What to produce:
From the data that follows, report how many lines hold the string "name", giving only the number.

::::::

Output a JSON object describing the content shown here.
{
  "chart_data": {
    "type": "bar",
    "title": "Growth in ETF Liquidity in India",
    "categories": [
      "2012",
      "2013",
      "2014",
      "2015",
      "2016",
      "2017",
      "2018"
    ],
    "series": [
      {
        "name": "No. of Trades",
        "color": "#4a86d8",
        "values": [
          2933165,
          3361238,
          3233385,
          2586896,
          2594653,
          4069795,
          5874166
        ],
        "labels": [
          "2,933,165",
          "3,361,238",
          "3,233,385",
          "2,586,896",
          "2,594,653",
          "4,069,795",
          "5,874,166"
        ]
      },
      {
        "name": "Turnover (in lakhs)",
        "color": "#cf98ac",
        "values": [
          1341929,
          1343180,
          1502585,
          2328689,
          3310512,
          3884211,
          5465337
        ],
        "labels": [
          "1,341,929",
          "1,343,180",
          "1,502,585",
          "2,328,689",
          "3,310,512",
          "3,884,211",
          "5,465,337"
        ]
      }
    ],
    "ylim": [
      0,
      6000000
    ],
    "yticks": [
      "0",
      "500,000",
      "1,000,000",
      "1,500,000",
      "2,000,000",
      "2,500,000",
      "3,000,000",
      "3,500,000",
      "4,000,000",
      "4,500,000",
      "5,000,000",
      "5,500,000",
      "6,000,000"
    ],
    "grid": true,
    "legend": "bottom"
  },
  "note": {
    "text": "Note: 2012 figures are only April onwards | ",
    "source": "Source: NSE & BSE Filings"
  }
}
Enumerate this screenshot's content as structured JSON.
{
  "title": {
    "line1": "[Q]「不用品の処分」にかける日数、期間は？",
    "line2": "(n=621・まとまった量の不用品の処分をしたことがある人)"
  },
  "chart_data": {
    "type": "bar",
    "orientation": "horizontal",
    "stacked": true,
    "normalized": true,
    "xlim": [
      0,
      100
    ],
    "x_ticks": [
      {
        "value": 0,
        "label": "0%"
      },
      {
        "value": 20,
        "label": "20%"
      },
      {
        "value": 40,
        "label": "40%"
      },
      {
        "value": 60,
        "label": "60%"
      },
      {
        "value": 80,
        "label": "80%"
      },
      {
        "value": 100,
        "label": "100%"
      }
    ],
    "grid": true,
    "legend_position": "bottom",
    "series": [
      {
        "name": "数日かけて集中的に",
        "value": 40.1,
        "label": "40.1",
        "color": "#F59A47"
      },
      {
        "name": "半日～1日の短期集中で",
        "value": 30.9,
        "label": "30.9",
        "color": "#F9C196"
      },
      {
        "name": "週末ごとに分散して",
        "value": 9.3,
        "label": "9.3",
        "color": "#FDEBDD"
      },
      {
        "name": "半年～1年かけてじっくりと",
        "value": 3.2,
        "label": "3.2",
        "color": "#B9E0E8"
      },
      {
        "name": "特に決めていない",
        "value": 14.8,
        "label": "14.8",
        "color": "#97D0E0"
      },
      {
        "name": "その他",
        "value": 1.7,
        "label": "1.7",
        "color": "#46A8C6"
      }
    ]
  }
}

::::::

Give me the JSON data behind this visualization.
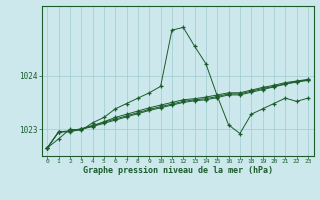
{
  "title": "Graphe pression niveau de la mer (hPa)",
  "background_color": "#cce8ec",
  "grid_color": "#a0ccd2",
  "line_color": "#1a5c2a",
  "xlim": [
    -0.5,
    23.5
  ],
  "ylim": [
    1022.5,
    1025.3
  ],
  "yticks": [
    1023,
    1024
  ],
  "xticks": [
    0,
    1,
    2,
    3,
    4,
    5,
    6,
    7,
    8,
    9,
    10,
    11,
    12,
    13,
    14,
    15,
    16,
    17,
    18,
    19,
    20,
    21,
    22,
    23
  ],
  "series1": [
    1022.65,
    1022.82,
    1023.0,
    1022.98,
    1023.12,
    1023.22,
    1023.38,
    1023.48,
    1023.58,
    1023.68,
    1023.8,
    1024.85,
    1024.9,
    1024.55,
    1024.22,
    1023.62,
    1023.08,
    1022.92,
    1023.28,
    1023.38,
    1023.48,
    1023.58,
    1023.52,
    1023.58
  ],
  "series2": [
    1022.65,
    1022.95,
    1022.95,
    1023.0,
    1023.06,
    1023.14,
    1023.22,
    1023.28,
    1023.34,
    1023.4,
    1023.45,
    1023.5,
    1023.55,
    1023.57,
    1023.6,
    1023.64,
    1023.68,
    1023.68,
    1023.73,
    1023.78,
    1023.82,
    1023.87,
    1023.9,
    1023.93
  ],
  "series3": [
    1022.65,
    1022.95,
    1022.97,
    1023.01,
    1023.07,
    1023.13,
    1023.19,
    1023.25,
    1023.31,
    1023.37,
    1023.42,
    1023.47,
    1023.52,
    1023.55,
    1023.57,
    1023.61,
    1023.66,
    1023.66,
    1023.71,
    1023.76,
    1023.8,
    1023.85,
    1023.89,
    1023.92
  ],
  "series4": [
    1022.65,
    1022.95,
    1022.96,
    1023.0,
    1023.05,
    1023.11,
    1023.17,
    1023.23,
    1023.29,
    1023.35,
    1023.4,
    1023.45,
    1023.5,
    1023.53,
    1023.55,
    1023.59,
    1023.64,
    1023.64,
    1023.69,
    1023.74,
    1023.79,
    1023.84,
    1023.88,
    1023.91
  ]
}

::::::

Correct result:
8